───── EXCERPT PROVIDED

Model AI Governance Framework for Agentic AI Updated with Case Studies and Best Practices

Executive Summary

On 20 May 2026, the Infocomm Media Development Authority announced that the Model AI Governance Framework for Agentic AI (“Agentic MGF“) has been updated to include: (i) more than ten case studies of real-world agentic deployments that provide practical illustrations on how organisations can operationalise different dimensions of the framework’s recommendations to meet their needs; and (ii) new best practices in key areas such as multi-agent systems, managing risks from third-party agents, and guarding against automation bias.

For background, the Agentic MGF was first launched in January 2026 as a first-of-its-kind framework for reliable and safe agentic Artificial Intelligence (“AI“) deployment. It builds upon the governance foundations of the Model Governance Framework for AI and provides guidance to organisations on how to deploy agents responsibly, recommending technical and non-technical measures to mitigate risks while emphasising that humans are ultimately accountable. For more information, please refer to our February 2026 Legal Update titled “Supporting the Safe Adoption of Agentic AI – Singapore Launches New Model Governance Framework for Agentic AI”.

The additions in the updated Agentic MGF (version 1.5), some of which were contributed by Rajah & Tann Singapore’s Head of Technology, Media & Telecommunications, Rajesh Sreenivasan, are intended to help more organisations with agentic AI by providing them with examples of how their counterparts have operationalised the Agentic MGF recommendations for their systems, so that they can do the same.

This Update explores some of the key case studies and best practices presented.

──────────
───── RECORDED INFORMATION

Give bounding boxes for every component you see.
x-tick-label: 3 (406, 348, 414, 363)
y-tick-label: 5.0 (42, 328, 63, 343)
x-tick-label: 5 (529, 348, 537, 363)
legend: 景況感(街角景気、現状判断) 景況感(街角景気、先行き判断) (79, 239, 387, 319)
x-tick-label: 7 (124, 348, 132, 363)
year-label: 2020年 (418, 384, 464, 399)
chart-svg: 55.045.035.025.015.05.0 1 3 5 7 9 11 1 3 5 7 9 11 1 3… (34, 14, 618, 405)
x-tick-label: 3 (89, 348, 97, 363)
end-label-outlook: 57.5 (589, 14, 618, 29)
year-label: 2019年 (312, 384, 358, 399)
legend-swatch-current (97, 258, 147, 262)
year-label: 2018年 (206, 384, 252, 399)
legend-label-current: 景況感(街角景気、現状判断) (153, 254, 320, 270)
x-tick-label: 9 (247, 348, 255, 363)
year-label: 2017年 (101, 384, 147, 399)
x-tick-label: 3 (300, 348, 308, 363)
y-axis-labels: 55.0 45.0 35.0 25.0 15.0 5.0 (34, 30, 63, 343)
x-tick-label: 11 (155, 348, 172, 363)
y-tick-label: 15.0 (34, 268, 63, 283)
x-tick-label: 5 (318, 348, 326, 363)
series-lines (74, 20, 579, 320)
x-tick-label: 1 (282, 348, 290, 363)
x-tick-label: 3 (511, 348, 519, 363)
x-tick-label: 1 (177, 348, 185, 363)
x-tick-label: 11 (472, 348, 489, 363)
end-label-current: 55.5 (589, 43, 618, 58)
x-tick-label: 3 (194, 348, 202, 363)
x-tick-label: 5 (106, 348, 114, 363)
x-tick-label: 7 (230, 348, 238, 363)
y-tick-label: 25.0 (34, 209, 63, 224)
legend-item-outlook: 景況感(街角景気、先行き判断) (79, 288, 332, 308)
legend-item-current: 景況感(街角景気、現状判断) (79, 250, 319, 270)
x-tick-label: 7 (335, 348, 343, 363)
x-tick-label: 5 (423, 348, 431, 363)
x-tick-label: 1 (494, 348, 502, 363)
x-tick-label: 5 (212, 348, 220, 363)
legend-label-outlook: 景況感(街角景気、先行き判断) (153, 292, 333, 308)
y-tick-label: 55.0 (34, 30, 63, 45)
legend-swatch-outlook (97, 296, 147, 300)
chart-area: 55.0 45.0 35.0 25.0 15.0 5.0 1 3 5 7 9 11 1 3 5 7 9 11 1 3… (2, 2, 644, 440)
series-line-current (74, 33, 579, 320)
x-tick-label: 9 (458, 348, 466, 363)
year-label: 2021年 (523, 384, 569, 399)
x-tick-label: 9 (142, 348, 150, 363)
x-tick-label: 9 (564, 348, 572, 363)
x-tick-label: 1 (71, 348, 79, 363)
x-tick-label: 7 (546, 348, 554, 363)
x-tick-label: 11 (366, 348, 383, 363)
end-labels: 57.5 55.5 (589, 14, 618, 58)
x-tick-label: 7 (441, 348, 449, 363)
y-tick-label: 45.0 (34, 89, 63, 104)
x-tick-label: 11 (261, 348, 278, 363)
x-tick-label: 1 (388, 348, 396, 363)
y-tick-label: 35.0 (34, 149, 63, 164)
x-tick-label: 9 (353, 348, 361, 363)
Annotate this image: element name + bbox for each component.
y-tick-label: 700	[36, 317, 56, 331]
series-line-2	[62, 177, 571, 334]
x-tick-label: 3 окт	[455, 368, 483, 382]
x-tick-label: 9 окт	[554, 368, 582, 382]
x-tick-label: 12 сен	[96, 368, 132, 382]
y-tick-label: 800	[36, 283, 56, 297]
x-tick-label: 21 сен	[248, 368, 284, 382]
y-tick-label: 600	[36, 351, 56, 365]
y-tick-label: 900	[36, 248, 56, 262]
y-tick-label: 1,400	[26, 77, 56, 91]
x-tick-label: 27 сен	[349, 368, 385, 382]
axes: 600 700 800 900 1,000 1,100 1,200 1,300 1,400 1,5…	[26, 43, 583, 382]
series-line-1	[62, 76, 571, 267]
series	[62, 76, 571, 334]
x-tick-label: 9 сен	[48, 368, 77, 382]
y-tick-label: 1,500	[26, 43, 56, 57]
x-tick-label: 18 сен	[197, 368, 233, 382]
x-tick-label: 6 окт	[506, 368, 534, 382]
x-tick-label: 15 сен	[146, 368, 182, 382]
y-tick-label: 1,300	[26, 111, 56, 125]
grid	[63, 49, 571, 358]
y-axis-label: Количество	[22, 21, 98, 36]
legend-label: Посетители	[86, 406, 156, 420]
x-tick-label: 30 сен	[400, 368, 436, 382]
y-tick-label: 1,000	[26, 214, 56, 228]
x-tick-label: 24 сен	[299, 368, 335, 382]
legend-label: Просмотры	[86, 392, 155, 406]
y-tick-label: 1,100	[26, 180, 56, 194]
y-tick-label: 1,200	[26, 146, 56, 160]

──────────

Write out the entire governance framework update word for word. Work from the governance framework update alone.

THE RESULT
Model AI Governance Framework for Agentic AI Updated with Case Studies and Best Practices

Executive Summary

On 20 May 2026, the Infocomm Media Development Authority announced that the Model AI Governance Framework for Agentic AI (“Agentic MGF“) has been updated to include: (i) more than ten case studies of real-world agentic deployments that provide practical illustrations on how organisations can operationalise different dimensions of the framework’s recommendations to meet their needs; and (ii) new best practices in key areas such as multi-agent systems, managing risks from third-party agents, and guarding against automation bias.

For background, the Agentic MGF was first launched in January 2026 as a first-of-its-kind framework for reliable and safe agentic Artificial Intelligence (“AI“) deployment. It builds upon the governance foundations of the Model Governance Framework for AI and provides guidance to organisations on how to deploy agents responsibly, recommending technical and non-technical measures to mitigate risks while emphasising that humans are ultimately accountable. For more information, please refer to our February 2026 Legal Update titled “Supporting the Safe Adoption of Agentic AI – Singapore Launches New Model Governance Framework for Agentic AI”.

The additions in the updated Agentic MGF (version 1.5), some of which were contributed by Rajah & Tann Singapore’s Head of Technology, Media & Telecommunications, Rajesh Sreenivasan, are intended to help more organisations with agentic AI by providing them with examples of how their counterparts have operationalised the Agentic MGF recommendations for their systems, so that they can do the same.

This Update explores some of the key case studies and best practices presented.